[Records from a collection]
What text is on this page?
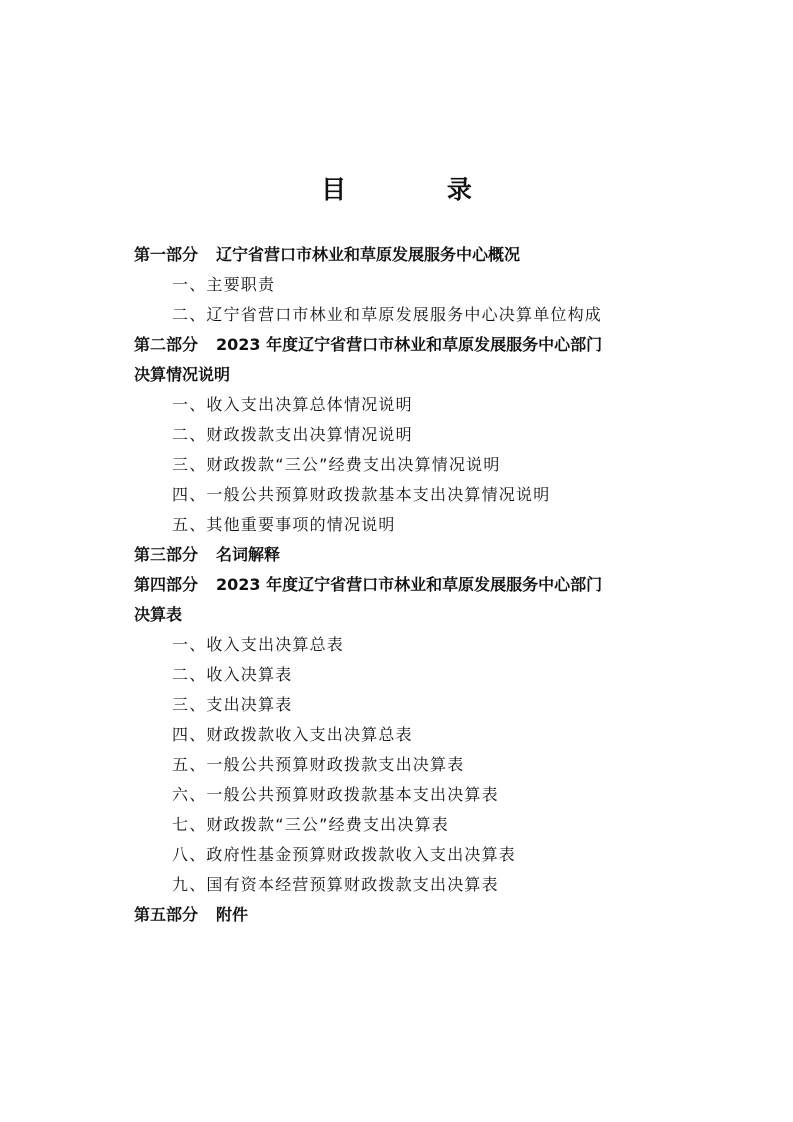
目 录
第一部分 辽宁省营口市林业和草原发展服务中心概况
一、主要职责
二、辽宁省营口市林业和草原发展服务中心决算单位构成
第二部分 2023 年度辽宁省营口市林业和草原发展服务中心部门
决算情况说明
一、收入支出决算总体情况说明
二、财政拨款支出决算情况说明
三、财政拨款“三公”经费支出决算情况说明
四、一般公共预算财政拨款基本支出决算情况说明
五、其他重要事项的情况说明
第三部分 名词解释
第四部分 2023 年度辽宁省营口市林业和草原发展服务中心部门
决算表
一、收入支出决算总表
二、收入决算表
三、支出决算表
四、财政拨款收入支出决算总表
五、一般公共预算财政拨款支出决算表
六、一般公共预算财政拨款基本支出决算表
七、财政拨款“三公”经费支出决算表
八、政府性基金预算财政拨款收入支出决算表
九、国有资本经营预算财政拨款支出决算表
第五部分 附件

§ **AIM OF THE EXERCISE**:
The records above need to be restated word for word, with the pictures left out.

§ **TASK OUTPUT**:
What text is on this page?
目 录
第一部分 辽宁省营口市林业和草原发展服务中心概况
一、主要职责
二、辽宁省营口市林业和草原发展服务中心决算单位构成
第二部分 2023 年度辽宁省营口市林业和草原发展服务中心部门
决算情况说明
一、收入支出决算总体情况说明
二、财政拨款支出决算情况说明
三、财政拨款“三公”经费支出决算情况说明
四、一般公共预算财政拨款基本支出决算情况说明
五、其他重要事项的情况说明
第三部分 名词解释
第四部分 2023 年度辽宁省营口市林业和草原发展服务中心部门
决算表
一、收入支出决算总表
二、收入决算表
三、支出决算表
四、财政拨款收入支出决算总表
五、一般公共预算财政拨款支出决算表
六、一般公共预算财政拨款基本支出决算表
七、财政拨款“三公”经费支出决算表
八、政府性基金预算财政拨款收入支出决算表
九、国有资本经营预算财政拨款支出决算表
第五部分 附件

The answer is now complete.